▶ [Exercise]:
Extract all of the entries and set them down verbatim.

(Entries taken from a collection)
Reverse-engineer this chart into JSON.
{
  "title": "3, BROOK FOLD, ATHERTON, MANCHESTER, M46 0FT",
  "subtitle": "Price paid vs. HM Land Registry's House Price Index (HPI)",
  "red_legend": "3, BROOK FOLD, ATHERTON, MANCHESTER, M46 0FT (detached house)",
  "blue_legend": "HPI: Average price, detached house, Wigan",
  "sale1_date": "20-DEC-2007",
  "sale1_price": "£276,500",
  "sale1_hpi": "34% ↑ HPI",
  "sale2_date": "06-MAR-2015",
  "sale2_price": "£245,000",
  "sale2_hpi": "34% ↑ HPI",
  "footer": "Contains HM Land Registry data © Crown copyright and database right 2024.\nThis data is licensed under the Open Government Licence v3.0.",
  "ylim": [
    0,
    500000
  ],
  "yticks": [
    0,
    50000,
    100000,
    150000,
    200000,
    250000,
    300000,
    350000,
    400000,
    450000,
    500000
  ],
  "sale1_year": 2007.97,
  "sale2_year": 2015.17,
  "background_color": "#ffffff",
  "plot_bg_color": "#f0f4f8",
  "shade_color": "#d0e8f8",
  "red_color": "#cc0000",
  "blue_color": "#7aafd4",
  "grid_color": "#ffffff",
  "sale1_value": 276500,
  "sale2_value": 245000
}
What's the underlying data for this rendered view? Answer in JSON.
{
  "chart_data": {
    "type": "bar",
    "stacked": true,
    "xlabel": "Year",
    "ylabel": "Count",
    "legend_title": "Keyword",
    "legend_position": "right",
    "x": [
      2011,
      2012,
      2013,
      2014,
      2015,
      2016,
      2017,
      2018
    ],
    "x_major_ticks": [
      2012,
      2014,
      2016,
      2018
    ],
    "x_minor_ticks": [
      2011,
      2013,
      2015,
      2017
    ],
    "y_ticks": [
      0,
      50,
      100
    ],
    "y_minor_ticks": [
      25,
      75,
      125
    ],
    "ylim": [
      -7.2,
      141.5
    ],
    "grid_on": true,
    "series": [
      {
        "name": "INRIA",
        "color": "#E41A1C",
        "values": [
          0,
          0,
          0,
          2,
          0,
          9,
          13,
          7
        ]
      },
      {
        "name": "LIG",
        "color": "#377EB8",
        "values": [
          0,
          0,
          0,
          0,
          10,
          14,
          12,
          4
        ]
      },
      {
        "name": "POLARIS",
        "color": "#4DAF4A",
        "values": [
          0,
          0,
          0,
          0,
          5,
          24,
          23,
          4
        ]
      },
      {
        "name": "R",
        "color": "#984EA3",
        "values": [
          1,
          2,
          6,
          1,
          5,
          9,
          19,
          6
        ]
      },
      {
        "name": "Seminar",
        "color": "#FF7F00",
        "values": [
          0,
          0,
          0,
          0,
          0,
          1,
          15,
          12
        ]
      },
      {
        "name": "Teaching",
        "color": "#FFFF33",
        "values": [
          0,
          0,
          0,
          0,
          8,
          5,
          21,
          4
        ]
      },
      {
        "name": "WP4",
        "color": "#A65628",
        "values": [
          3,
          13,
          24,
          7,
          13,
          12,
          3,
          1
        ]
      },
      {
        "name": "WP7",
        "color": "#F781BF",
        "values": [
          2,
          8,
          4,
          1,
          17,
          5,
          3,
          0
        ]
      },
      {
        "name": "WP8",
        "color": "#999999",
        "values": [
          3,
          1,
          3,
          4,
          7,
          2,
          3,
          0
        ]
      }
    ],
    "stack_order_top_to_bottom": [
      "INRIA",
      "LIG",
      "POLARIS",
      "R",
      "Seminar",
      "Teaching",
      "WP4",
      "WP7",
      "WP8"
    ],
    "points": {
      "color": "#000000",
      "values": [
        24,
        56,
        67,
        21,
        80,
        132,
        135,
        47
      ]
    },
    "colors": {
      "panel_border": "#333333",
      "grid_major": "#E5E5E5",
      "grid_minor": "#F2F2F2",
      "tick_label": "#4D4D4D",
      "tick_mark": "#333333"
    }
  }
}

▶ [Result of the exercise]:
Reverse-engineer this chart into JSON.
{
  "title": "3, BROOK FOLD, ATHERTON, MANCHESTER, M46 0FT",
  "subtitle": "Price paid vs. HM Land Registry's House Price Index (HPI)",
  "red_legend": "3, BROOK FOLD, ATHERTON, MANCHESTER, M46 0FT (detached house)",
  "blue_legend": "HPI: Average price, detached house, Wigan",
  "sale1_date": "20-DEC-2007",
  "sale1_price": "£276,500",
  "sale1_hpi": "34% ↑ HPI",
  "sale2_date": "06-MAR-2015",
  "sale2_price": "£245,000",
  "sale2_hpi": "34% ↑ HPI",
  "footer": "Contains HM Land Registry data © Crown copyright and database right 2024.\nThis data is licensed under the Open Government Licence v3.0.",
  "ylim": [
    0,
    500000
  ],
  "yticks": [
    0,
    50000,
    100000,
    150000,
    200000,
    250000,
    300000,
    350000,
    400000,
    450000,
    500000
  ],
  "sale1_year": 2007.97,
  "sale2_year": 2015.17,
  "background_color": "#ffffff",
  "plot_bg_color": "#f0f4f8",
  "shade_color": "#d0e8f8",
  "red_color": "#cc0000",
  "blue_color": "#7aafd4",
  "grid_color": "#ffffff",
  "sale1_value": 276500,
  "sale2_value": 245000
}
What's the underlying data for this rendered view? Answer in JSON.
{
  "chart_data": {
    "type": "bar",
    "stacked": true,
    "xlabel": "Year",
    "ylabel": "Count",
    "legend_title": "Keyword",
    "legend_position": "right",
    "x": [
      2011,
      2012,
      2013,
      2014,
      2015,
      2016,
      2017,
      2018
    ],
    "x_major_ticks": [
      2012,
      2014,
      2016,
      2018
    ],
    "x_minor_ticks": [
      2011,
      2013,
      2015,
      2017
    ],
    "y_ticks": [
      0,
      50,
      100
    ],
    "y_minor_ticks": [
      25,
      75,
      125
    ],
    "ylim": [
      -7.2,
      141.5
    ],
    "grid_on": true,
    "series": [
      {
        "name": "INRIA",
        "color": "#E41A1C",
        "values": [
          0,
          0,
          0,
          2,
          0,
          9,
          13,
          7
        ]
      },
      {
        "name": "LIG",
        "color": "#377EB8",
        "values": [
          0,
          0,
          0,
          0,
          10,
          14,
          12,
          4
        ]
      },
      {
        "name": "POLARIS",
        "color": "#4DAF4A",
        "values": [
          0,
          0,
          0,
          0,
          5,
          24,
          23,
          4
        ]
      },
      {
        "name": "R",
        "color": "#984EA3",
        "values": [
          1,
          2,
          6,
          1,
          5,
          9,
          19,
          6
        ]
      },
      {
        "name": "Seminar",
        "color": "#FF7F00",
        "values": [
          0,
          0,
          0,
          0,
          0,
          1,
          15,
          12
        ]
      },
      {
        "name": "Teaching",
        "color": "#FFFF33",
        "values": [
          0,
          0,
          0,
          0,
          8,
          5,
          21,
          4
        ]
      },
      {
        "name": "WP4",
        "color": "#A65628",
        "values": [
          3,
          13,
          24,
          7,
          13,
          12,
          3,
          1
        ]
      },
      {
        "name": "WP7",
        "color": "#F781BF",
        "values": [
          2,
          8,
          4,
          1,
          17,
          5,
          3,
          0
        ]
      },
      {
        "name": "WP8",
        "color": "#999999",
        "values": [
          3,
          1,
          3,
          4,
          7,
          2,
          3,
          0
        ]
      }
    ],
    "stack_order_top_to_bottom": [
      "INRIA",
      "LIG",
      "POLARIS",
      "R",
      "Seminar",
      "Teaching",
      "WP4",
      "WP7",
      "WP8"
    ],
    "points": {
      "color": "#000000",
      "values": [
        24,
        56,
        67,
        21,
        80,
        132,
        135,
        47
      ]
    },
    "colors": {
      "panel_border": "#333333",
      "grid_major": "#E5E5E5",
      "grid_minor": "#F2F2F2",
      "tick_label": "#4D4D4D",
      "tick_mark": "#333333"
    }
  }
}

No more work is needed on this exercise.